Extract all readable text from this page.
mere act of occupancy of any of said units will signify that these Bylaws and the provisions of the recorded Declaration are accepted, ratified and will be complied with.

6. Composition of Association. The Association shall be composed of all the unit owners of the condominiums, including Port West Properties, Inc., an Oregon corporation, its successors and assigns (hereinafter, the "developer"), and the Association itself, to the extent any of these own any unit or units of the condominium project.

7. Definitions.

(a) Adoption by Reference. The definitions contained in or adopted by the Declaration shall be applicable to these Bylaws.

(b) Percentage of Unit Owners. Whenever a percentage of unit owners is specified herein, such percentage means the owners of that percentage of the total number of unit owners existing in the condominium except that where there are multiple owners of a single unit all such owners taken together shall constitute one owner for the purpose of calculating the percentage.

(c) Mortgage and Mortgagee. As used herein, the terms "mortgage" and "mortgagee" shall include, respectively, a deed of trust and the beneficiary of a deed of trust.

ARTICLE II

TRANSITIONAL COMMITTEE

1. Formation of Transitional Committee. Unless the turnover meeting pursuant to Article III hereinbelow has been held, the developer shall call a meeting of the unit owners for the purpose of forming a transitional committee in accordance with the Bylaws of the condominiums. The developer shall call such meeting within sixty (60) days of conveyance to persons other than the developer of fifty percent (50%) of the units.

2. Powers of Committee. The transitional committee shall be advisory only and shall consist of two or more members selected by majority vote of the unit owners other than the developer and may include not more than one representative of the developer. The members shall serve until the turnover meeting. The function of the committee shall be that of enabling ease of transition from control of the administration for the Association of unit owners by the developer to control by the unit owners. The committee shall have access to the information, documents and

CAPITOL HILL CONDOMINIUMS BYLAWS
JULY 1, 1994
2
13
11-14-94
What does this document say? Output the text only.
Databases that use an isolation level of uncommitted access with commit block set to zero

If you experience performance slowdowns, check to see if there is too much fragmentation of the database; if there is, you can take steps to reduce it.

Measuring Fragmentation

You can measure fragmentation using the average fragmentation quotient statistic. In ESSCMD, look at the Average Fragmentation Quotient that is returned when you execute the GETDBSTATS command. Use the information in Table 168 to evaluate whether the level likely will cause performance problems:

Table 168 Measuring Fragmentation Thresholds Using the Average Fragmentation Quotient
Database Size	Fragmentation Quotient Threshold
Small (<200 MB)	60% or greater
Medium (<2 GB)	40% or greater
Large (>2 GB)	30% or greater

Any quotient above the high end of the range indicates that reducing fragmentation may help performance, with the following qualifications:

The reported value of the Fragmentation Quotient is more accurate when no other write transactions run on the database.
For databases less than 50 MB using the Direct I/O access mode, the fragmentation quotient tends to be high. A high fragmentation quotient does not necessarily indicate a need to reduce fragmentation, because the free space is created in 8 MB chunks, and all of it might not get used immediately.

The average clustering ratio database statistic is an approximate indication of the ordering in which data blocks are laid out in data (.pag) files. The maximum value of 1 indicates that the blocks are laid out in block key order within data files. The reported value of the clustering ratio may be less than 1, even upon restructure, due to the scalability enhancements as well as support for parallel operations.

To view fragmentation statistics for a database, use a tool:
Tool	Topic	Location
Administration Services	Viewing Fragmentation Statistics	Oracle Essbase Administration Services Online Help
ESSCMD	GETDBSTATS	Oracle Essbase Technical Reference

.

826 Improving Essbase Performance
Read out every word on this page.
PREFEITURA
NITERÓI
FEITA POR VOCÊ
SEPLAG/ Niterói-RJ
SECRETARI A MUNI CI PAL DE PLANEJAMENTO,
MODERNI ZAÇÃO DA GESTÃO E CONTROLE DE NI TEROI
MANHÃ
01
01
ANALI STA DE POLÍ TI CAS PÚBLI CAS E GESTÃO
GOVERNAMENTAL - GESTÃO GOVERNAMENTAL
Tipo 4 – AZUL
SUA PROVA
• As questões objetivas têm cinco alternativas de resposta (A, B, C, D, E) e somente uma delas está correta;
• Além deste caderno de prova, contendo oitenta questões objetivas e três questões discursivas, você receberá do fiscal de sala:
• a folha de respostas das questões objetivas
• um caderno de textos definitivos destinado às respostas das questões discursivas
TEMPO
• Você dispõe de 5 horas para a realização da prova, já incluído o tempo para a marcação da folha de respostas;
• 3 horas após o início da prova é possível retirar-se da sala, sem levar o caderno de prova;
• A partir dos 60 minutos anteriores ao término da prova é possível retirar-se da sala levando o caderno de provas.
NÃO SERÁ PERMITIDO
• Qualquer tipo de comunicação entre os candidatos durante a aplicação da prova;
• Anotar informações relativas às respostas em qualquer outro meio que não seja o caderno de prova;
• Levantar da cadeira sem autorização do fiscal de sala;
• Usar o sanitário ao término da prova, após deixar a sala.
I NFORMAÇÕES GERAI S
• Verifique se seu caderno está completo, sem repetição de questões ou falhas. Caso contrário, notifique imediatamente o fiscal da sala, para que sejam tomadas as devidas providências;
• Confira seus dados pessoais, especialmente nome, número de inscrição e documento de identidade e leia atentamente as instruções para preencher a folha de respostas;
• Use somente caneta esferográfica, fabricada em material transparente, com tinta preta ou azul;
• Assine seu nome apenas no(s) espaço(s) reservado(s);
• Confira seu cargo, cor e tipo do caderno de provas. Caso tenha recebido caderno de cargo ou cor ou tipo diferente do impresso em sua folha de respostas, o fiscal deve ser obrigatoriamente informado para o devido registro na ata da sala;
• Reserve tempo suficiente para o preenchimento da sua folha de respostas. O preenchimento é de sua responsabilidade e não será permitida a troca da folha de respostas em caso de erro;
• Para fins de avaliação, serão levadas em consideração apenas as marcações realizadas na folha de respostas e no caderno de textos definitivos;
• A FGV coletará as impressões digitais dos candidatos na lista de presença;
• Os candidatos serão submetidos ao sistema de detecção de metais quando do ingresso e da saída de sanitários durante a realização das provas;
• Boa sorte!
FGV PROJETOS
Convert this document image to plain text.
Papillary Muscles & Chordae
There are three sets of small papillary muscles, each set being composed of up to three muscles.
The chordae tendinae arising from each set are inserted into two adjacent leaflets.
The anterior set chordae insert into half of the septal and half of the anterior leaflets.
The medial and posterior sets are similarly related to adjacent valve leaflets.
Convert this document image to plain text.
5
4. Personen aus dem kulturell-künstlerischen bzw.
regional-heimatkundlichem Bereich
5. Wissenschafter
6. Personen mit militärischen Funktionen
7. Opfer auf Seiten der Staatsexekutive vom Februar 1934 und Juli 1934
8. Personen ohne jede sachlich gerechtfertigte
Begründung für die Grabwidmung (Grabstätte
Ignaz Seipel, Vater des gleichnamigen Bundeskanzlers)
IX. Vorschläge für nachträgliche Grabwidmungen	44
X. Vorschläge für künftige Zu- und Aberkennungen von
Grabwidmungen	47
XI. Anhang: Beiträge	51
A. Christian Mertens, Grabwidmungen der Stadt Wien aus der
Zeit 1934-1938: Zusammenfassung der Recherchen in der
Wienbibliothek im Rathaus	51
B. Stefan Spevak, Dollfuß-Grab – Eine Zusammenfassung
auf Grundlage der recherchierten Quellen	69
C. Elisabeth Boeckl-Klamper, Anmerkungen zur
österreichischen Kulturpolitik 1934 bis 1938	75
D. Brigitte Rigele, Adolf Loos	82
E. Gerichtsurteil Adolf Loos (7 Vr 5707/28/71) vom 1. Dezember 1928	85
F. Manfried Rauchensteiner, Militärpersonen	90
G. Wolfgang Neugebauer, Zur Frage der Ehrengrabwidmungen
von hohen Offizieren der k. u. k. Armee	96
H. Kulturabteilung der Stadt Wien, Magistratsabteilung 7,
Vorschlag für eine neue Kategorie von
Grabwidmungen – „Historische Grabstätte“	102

**Requirements:** Restate all of the entries above precisely.

**Result of this task:**
Extract all readable text from this page.
mere act of occupancy of any of said units will signify that these Bylaws and the provisions of the recorded Declaration are accepted, ratified and will be complied with.

6. Composition of Association. The Association shall be composed of all the unit owners of the condominiums, including Port West Properties, Inc., an Oregon corporation, its successors and assigns (hereinafter, the "developer"), and the Association itself, to the extent any of these own any unit or units of the condominium project.

7. Definitions.

(a) Adoption by Reference. The definitions contained in or adopted by the Declaration shall be applicable to these Bylaws.

(b) Percentage of Unit Owners. Whenever a percentage of unit owners is specified herein, such percentage means the owners of that percentage of the total number of unit owners existing in the condominium except that where there are multiple owners of a single unit all such owners taken together shall constitute one owner for the purpose of calculating the percentage.

(c) Mortgage and Mortgagee. As used herein, the terms "mortgage" and "mortgagee" shall include, respectively, a deed of trust and the beneficiary of a deed of trust.

ARTICLE II

TRANSITIONAL COMMITTEE

1. Formation of Transitional Committee. Unless the turnover meeting pursuant to Article III hereinbelow has been held, the developer shall call a meeting of the unit owners for the purpose of forming a transitional committee in accordance with the Bylaws of the condominiums. The developer shall call such meeting within sixty (60) days of conveyance to persons other than the developer of fifty percent (50%) of the units.

2. Powers of Committee. The transitional committee shall be advisory only and shall consist of two or more members selected by majority vote of the unit owners other than the developer and may include not more than one representative of the developer. The members shall serve until the turnover meeting. The function of the committee shall be that of enabling ease of transition from control of the administration for the Association of unit owners by the developer to control by the unit owners. The committee shall have access to the information, documents and

CAPITOL HILL CONDOMINIUMS BYLAWS
JULY 1, 1994
2
13
11-14-94
What does this document say? Output the text only.
Databases that use an isolation level of uncommitted access with commit block set to zero

If you experience performance slowdowns, check to see if there is too much fragmentation of the database; if there is, you can take steps to reduce it.

Measuring Fragmentation

You can measure fragmentation using the average fragmentation quotient statistic. In ESSCMD, look at the Average Fragmentation Quotient that is returned when you execute the GETDBSTATS command. Use the information in Table 168 to evaluate whether the level likely will cause performance problems:

Table 168 Measuring Fragmentation Thresholds Using the Average Fragmentation Quotient
Database Size	Fragmentation Quotient Threshold
Small (<200 MB)	60% or greater
Medium (<2 GB)	40% or greater
Large (>2 GB)	30% or greater

Any quotient above the high end of the range indicates that reducing fragmentation may help performance, with the following qualifications:

The reported value of the Fragmentation Quotient is more accurate when no other write transactions run on the database.
For databases less than 50 MB using the Direct I/O access mode, the fragmentation quotient tends to be high. A high fragmentation quotient does not necessarily indicate a need to reduce fragmentation, because the free space is created in 8 MB chunks, and all of it might not get used immediately.

The average clustering ratio database statistic is an approximate indication of the ordering in which data blocks are laid out in data (.pag) files. The maximum value of 1 indicates that the blocks are laid out in block key order within data files. The reported value of the clustering ratio may be less than 1, even upon restructure, due to the scalability enhancements as well as support for parallel operations.

To view fragmentation statistics for a database, use a tool:
Tool	Topic	Location
Administration Services	Viewing Fragmentation Statistics	Oracle Essbase Administration Services Online Help
ESSCMD	GETDBSTATS	Oracle Essbase Technical Reference

.

826 Improving Essbase Performance
Read out every word on this page.
PREFEITURA
NITERÓI
FEITA POR VOCÊ
SEPLAG/ Niterói-RJ
SECRETARI A MUNI CI PAL DE PLANEJAMENTO,
MODERNI ZAÇÃO DA GESTÃO E CONTROLE DE NI TEROI
MANHÃ
01
01
ANALI STA DE POLÍ TI CAS PÚBLI CAS E GESTÃO
GOVERNAMENTAL - GESTÃO GOVERNAMENTAL
Tipo 4 – AZUL
SUA PROVA
• As questões objetivas têm cinco alternativas de resposta (A, B, C, D, E) e somente uma delas está correta;
• Além deste caderno de prova, contendo oitenta questões objetivas e três questões discursivas, você receberá do fiscal de sala:
• a folha de respostas das questões objetivas
• um caderno de textos definitivos destinado às respostas das questões discursivas
TEMPO
• Você dispõe de 5 horas para a realização da prova, já incluído o tempo para a marcação da folha de respostas;
• 3 horas após o início da prova é possível retirar-se da sala, sem levar o caderno de prova;
• A partir dos 60 minutos anteriores ao término da prova é possível retirar-se da sala levando o caderno de provas.
NÃO SERÁ PERMITIDO
• Qualquer tipo de comunicação entre os candidatos durante a aplicação da prova;
• Anotar informações relativas às respostas em qualquer outro meio que não seja o caderno de prova;
• Levantar da cadeira sem autorização do fiscal de sala;
• Usar o sanitário ao término da prova, após deixar a sala.
I NFORMAÇÕES GERAI S
• Verifique se seu caderno está completo, sem repetição de questões ou falhas. Caso contrário, notifique imediatamente o fiscal da sala, para que sejam tomadas as devidas providências;
• Confira seus dados pessoais, especialmente nome, número de inscrição e documento de identidade e leia atentamente as instruções para preencher a folha de respostas;
• Use somente caneta esferográfica, fabricada em material transparente, com tinta preta ou azul;
• Assine seu nome apenas no(s) espaço(s) reservado(s);
• Confira seu cargo, cor e tipo do caderno de provas. Caso tenha recebido caderno de cargo ou cor ou tipo diferente do impresso em sua folha de respostas, o fiscal deve ser obrigatoriamente informado para o devido registro na ata da sala;
• Reserve tempo suficiente para o preenchimento da sua folha de respostas. O preenchimento é de sua responsabilidade e não será permitida a troca da folha de respostas em caso de erro;
• Para fins de avaliação, serão levadas em consideração apenas as marcações realizadas na folha de respostas e no caderno de textos definitivos;
• A FGV coletará as impressões digitais dos candidatos na lista de presença;
• Os candidatos serão submetidos ao sistema de detecção de metais quando do ingresso e da saída de sanitários durante a realização das provas;
• Boa sorte!
FGV PROJETOS
Convert this document image to plain text.
Papillary Muscles & Chordae
There are three sets of small papillary muscles, each set being composed of up to three muscles.
The chordae tendinae arising from each set are inserted into two adjacent leaflets.
The anterior set chordae insert into half of the septal and half of the anterior leaflets.
The medial and posterior sets are similarly related to adjacent valve leaflets.
Convert this document image to plain text.
5
4. Personen aus dem kulturell-künstlerischen bzw.
regional-heimatkundlichem Bereich
5. Wissenschafter
6. Personen mit militärischen Funktionen
7. Opfer auf Seiten der Staatsexekutive vom Februar 1934 und Juli 1934
8. Personen ohne jede sachlich gerechtfertigte
Begründung für die Grabwidmung (Grabstätte
Ignaz Seipel, Vater des gleichnamigen Bundeskanzlers)
IX. Vorschläge für nachträgliche Grabwidmungen	44
X. Vorschläge für künftige Zu- und Aberkennungen von
Grabwidmungen	47
XI. Anhang: Beiträge	51
A. Christian Mertens, Grabwidmungen der Stadt Wien aus der
Zeit 1934-1938: Zusammenfassung der Recherchen in der
Wienbibliothek im Rathaus	51
B. Stefan Spevak, Dollfuß-Grab – Eine Zusammenfassung
auf Grundlage der recherchierten Quellen	69
C. Elisabeth Boeckl-Klamper, Anmerkungen zur
österreichischen Kulturpolitik 1934 bis 1938	75
D. Brigitte Rigele, Adolf Loos	82
E. Gerichtsurteil Adolf Loos (7 Vr 5707/28/71) vom 1. Dezember 1928	85
F. Manfried Rauchensteiner, Militärpersonen	90
G. Wolfgang Neugebauer, Zur Frage der Ehrengrabwidmungen
von hohen Offizieren der k. u. k. Armee	96
H. Kulturabteilung der Stadt Wien, Magistratsabteilung 7,
Vorschlag für eine neue Kategorie von
Grabwidmungen – „Historische Grabstätte“	102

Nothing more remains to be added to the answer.